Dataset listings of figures
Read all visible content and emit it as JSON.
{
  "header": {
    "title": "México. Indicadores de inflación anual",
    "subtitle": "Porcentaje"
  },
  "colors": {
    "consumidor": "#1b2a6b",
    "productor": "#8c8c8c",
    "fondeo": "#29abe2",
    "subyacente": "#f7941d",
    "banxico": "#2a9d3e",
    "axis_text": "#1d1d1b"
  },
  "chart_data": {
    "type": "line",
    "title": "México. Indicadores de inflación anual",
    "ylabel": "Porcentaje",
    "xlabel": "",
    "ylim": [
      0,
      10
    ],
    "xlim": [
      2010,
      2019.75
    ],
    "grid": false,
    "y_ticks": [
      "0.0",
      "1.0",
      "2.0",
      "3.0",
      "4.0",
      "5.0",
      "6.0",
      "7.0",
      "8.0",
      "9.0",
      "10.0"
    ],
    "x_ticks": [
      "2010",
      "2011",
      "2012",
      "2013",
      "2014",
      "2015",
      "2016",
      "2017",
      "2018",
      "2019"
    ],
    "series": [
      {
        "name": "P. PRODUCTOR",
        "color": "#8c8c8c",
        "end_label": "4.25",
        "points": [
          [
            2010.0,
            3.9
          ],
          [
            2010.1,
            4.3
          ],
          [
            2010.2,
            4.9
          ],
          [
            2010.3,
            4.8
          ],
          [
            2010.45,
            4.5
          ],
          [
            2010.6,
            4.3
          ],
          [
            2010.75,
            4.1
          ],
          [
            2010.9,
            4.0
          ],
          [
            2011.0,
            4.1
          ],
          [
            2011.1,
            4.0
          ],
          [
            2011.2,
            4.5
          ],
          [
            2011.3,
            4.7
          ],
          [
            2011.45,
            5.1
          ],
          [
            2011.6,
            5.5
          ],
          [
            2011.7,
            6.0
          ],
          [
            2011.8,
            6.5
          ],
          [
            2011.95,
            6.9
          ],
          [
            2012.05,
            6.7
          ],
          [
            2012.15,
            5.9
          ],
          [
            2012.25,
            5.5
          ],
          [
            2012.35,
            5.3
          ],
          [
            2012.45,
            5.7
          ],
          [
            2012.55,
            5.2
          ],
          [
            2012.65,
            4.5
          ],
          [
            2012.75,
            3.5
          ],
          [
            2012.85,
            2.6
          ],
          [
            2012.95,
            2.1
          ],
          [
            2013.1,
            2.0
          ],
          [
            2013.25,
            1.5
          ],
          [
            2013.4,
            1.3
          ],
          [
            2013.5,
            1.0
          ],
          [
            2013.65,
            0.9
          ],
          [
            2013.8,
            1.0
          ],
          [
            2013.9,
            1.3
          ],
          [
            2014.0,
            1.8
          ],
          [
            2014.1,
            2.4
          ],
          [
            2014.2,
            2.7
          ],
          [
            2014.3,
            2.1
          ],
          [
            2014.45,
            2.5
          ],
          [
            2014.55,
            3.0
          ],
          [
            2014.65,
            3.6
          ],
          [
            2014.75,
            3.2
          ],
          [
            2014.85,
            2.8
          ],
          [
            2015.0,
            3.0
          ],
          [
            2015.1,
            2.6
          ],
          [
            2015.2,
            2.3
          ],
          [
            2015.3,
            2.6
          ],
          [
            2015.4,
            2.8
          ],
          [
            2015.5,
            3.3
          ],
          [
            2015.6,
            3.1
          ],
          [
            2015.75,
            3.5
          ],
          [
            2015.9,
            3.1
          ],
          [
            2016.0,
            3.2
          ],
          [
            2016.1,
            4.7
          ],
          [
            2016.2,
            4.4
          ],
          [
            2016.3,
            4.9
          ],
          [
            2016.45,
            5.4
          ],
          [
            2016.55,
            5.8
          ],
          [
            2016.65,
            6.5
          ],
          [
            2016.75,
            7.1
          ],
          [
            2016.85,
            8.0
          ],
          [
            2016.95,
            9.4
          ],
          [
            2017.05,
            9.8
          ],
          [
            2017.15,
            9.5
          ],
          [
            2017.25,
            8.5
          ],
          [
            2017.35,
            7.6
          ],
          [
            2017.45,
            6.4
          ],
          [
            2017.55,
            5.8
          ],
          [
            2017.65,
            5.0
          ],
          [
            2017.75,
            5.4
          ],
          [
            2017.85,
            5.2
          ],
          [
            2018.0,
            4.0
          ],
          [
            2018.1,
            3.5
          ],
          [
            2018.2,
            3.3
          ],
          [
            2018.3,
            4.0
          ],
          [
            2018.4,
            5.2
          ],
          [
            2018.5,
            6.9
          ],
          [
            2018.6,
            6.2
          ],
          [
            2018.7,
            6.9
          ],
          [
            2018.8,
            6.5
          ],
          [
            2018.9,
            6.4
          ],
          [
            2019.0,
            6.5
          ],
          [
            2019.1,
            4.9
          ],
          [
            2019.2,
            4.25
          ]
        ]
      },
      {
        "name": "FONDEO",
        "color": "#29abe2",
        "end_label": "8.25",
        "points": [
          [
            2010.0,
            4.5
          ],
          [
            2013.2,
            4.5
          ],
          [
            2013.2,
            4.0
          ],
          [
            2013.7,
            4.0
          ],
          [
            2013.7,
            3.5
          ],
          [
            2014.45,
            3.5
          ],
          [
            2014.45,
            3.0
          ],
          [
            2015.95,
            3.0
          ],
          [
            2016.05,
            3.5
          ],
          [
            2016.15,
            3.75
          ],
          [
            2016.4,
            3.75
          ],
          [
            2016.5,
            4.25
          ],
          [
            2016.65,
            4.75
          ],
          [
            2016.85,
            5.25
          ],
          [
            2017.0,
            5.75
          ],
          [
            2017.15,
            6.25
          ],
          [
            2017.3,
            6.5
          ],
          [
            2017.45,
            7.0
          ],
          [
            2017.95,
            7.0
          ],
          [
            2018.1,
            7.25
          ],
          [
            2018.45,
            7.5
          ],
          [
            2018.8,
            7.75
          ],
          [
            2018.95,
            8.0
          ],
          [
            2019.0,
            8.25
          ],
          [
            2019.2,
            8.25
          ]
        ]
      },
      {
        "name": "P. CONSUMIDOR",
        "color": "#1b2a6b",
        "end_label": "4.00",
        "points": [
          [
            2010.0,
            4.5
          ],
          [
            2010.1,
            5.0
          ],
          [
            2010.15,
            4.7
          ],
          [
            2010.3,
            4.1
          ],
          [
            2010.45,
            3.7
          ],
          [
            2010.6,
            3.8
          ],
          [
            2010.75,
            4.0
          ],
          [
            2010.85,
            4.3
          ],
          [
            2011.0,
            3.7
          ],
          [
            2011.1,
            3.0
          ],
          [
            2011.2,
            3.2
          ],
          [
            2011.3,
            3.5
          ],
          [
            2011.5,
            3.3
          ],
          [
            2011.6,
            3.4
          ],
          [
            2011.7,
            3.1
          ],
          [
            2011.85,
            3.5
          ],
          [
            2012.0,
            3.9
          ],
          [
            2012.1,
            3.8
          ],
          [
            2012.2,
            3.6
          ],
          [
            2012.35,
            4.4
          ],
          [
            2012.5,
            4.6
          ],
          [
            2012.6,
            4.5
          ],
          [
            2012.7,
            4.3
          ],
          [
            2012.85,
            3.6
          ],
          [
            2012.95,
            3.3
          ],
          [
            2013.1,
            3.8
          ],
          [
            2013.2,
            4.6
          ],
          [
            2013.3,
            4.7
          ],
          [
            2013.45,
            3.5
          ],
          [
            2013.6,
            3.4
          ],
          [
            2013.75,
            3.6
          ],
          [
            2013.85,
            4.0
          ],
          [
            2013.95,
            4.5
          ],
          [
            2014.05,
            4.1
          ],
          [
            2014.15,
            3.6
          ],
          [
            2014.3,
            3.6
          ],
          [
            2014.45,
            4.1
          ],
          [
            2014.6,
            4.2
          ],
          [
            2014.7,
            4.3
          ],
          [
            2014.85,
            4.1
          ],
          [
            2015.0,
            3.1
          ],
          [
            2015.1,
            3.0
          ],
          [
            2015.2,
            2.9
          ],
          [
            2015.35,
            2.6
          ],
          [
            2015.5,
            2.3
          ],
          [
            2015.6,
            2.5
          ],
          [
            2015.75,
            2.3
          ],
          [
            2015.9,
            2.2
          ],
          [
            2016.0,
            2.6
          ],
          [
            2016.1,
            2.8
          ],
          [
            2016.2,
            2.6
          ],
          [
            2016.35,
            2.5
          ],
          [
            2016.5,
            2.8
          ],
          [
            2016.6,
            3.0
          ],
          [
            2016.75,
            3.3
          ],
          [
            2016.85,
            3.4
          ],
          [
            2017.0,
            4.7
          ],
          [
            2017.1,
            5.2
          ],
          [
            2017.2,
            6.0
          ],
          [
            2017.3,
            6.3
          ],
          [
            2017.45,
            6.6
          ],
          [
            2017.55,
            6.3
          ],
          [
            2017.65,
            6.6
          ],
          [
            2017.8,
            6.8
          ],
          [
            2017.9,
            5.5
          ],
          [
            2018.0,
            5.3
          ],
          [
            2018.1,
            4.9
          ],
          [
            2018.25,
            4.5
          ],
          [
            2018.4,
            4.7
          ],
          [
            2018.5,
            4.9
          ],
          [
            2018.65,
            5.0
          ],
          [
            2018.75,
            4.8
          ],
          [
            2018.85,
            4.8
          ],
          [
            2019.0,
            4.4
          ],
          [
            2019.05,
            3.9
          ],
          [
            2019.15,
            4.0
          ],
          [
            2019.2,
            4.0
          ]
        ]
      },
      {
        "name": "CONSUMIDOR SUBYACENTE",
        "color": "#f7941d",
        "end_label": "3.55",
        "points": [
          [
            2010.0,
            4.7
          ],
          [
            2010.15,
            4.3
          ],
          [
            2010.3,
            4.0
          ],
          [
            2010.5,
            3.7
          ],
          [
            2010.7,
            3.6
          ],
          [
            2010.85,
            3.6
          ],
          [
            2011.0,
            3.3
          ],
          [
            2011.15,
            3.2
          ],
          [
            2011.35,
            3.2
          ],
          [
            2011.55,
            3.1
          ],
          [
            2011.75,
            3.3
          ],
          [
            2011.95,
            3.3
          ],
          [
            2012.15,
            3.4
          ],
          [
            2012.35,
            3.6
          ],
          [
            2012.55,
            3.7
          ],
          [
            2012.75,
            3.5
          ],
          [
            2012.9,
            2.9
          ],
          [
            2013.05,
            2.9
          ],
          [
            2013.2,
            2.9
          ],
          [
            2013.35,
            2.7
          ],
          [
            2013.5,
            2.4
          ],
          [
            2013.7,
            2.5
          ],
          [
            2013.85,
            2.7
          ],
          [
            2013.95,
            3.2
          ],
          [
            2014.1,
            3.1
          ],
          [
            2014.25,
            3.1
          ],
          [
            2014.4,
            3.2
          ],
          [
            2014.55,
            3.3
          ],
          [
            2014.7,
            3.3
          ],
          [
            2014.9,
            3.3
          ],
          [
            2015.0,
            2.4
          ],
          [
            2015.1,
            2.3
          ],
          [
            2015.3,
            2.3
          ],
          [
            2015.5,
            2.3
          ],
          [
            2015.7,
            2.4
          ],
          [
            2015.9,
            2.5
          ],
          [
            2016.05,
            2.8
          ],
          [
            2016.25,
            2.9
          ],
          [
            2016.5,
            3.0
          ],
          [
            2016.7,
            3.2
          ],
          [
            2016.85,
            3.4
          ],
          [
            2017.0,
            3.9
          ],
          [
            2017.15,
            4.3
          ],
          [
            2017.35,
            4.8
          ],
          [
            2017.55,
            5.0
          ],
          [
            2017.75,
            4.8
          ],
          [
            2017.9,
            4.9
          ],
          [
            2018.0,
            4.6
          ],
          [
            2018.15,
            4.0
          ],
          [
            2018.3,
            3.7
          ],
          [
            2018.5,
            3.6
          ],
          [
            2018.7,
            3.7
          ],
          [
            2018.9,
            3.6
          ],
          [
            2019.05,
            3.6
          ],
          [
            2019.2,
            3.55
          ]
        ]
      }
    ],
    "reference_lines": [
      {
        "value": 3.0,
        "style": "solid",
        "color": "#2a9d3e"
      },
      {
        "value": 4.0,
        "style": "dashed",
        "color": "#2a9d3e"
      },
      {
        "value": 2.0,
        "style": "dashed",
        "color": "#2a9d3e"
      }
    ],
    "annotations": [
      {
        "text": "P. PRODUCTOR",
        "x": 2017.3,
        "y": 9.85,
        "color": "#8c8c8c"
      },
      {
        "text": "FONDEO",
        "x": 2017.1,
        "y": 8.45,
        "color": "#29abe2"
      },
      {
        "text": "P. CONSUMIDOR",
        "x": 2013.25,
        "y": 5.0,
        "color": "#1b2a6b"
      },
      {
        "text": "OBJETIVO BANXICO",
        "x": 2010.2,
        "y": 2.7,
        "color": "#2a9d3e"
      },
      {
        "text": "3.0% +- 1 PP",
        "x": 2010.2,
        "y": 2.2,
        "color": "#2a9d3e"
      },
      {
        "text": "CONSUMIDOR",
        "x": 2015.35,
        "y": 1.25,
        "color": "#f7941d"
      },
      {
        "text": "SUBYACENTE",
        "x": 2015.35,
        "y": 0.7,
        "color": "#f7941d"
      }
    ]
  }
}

## GIVEN REQUEST
Of the lines in the data, how many hold the string "name"? State the number, nothing else.

## TASK OUTPUT
4